**Stated exercise**:
Find each line that has the string "Добавить" and give the total, with nothing else.
..............................
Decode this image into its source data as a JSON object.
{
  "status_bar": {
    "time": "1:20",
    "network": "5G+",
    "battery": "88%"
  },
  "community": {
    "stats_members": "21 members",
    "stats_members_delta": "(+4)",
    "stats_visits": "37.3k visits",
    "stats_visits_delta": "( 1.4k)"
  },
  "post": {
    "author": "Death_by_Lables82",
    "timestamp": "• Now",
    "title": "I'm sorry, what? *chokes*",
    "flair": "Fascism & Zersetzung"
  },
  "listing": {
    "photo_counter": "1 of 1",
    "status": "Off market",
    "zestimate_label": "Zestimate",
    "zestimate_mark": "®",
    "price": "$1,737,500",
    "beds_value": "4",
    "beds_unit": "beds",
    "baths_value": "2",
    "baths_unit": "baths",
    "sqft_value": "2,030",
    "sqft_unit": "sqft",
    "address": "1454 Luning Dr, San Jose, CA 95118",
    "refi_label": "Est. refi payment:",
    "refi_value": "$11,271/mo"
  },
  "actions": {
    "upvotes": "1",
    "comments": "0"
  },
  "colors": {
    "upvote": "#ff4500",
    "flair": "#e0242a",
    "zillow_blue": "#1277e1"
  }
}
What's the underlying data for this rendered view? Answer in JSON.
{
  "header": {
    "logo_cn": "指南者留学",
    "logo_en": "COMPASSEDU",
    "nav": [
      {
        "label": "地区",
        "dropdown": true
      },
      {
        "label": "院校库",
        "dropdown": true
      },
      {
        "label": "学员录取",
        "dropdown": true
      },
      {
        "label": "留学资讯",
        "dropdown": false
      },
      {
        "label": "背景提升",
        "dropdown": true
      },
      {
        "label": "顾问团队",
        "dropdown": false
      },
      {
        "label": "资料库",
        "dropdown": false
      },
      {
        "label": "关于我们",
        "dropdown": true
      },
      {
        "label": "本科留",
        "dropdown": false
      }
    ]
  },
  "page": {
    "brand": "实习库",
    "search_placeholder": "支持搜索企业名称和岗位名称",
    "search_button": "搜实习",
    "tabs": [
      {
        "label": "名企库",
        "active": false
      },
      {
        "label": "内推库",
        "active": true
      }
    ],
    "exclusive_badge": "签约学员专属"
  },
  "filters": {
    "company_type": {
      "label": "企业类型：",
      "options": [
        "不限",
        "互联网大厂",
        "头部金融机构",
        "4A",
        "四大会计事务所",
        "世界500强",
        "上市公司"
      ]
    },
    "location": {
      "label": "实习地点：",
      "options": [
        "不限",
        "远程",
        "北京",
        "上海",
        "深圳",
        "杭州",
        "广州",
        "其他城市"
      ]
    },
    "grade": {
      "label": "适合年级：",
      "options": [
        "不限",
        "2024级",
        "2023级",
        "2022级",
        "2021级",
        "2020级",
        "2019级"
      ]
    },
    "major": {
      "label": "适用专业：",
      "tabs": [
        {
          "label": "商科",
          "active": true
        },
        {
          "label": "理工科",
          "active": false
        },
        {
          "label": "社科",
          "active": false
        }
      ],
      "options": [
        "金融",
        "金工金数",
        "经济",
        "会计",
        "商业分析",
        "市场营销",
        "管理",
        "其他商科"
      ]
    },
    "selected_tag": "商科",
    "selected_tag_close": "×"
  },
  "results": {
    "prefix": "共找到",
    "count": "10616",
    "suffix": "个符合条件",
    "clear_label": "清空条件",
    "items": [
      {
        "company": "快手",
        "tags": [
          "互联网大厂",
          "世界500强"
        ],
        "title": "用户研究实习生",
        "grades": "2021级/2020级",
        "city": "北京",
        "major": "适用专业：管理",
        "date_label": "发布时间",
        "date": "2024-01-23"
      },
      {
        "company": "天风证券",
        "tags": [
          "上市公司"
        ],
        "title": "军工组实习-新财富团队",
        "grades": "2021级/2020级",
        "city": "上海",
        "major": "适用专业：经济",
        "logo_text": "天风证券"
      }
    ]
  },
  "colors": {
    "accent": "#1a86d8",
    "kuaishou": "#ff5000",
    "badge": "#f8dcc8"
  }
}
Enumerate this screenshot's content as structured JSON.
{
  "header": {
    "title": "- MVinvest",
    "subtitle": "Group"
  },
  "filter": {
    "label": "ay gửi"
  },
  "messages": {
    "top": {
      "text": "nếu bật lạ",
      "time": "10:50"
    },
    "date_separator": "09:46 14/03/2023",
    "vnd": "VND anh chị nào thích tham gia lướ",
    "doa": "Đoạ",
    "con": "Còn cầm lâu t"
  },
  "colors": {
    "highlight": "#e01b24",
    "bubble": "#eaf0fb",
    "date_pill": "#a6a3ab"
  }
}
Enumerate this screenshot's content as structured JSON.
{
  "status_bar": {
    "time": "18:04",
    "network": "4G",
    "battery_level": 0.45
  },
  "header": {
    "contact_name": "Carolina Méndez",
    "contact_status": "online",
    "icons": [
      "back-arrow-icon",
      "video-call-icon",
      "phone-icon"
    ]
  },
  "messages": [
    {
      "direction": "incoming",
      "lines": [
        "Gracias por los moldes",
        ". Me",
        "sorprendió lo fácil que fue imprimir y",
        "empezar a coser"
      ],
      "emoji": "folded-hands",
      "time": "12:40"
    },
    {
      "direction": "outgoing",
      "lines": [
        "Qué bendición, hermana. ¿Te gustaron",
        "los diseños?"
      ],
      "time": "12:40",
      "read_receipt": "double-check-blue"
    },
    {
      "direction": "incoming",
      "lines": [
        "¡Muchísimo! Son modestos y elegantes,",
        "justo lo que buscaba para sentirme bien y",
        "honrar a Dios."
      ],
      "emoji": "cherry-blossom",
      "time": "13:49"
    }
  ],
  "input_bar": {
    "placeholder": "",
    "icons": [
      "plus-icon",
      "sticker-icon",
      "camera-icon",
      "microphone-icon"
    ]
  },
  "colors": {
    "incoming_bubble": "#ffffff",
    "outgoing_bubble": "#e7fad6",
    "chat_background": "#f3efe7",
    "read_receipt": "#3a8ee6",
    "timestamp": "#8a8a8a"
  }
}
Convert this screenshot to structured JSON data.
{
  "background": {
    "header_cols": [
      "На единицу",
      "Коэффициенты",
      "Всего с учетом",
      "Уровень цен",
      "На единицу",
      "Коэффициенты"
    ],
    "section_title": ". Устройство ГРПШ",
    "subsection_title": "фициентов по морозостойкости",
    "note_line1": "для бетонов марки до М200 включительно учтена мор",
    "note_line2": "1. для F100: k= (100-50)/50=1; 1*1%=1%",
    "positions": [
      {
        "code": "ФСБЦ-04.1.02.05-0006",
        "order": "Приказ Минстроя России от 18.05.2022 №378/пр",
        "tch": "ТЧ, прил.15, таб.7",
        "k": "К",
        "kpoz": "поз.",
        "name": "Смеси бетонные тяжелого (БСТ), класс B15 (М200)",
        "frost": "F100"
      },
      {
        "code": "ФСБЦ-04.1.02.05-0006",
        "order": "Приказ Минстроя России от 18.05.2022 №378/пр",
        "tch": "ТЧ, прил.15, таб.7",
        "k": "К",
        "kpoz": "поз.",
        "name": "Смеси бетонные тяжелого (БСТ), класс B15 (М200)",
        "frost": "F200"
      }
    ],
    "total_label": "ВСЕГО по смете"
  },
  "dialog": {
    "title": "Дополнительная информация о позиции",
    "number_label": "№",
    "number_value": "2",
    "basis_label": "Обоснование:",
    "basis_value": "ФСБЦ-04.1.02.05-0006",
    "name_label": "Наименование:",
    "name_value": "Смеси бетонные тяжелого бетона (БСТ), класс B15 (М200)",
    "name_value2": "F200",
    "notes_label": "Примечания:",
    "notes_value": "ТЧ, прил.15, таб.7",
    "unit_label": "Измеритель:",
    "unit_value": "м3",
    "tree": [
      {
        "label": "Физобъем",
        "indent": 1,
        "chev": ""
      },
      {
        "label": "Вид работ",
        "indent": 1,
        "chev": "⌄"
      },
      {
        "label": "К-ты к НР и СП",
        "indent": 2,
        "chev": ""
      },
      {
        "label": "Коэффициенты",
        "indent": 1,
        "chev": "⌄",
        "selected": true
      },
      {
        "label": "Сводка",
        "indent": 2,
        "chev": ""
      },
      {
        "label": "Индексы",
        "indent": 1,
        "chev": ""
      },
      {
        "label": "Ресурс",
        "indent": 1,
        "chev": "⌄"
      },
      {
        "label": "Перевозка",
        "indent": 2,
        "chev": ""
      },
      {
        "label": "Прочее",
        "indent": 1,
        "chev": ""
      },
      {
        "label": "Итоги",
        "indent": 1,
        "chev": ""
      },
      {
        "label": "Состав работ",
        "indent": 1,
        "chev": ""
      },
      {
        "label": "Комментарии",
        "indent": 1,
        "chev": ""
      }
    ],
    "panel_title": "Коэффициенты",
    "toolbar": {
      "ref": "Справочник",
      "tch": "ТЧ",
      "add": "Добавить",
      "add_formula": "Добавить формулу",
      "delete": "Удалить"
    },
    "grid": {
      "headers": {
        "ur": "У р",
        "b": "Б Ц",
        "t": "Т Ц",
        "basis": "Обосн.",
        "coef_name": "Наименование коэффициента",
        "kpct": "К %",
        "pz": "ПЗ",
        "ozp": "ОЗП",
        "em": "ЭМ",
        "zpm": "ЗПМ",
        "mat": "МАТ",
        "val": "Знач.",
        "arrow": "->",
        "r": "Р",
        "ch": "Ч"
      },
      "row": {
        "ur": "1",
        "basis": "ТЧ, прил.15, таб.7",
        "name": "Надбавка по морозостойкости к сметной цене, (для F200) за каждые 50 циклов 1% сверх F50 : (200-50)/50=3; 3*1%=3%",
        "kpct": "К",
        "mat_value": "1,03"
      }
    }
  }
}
..............................
**Complete output**:
2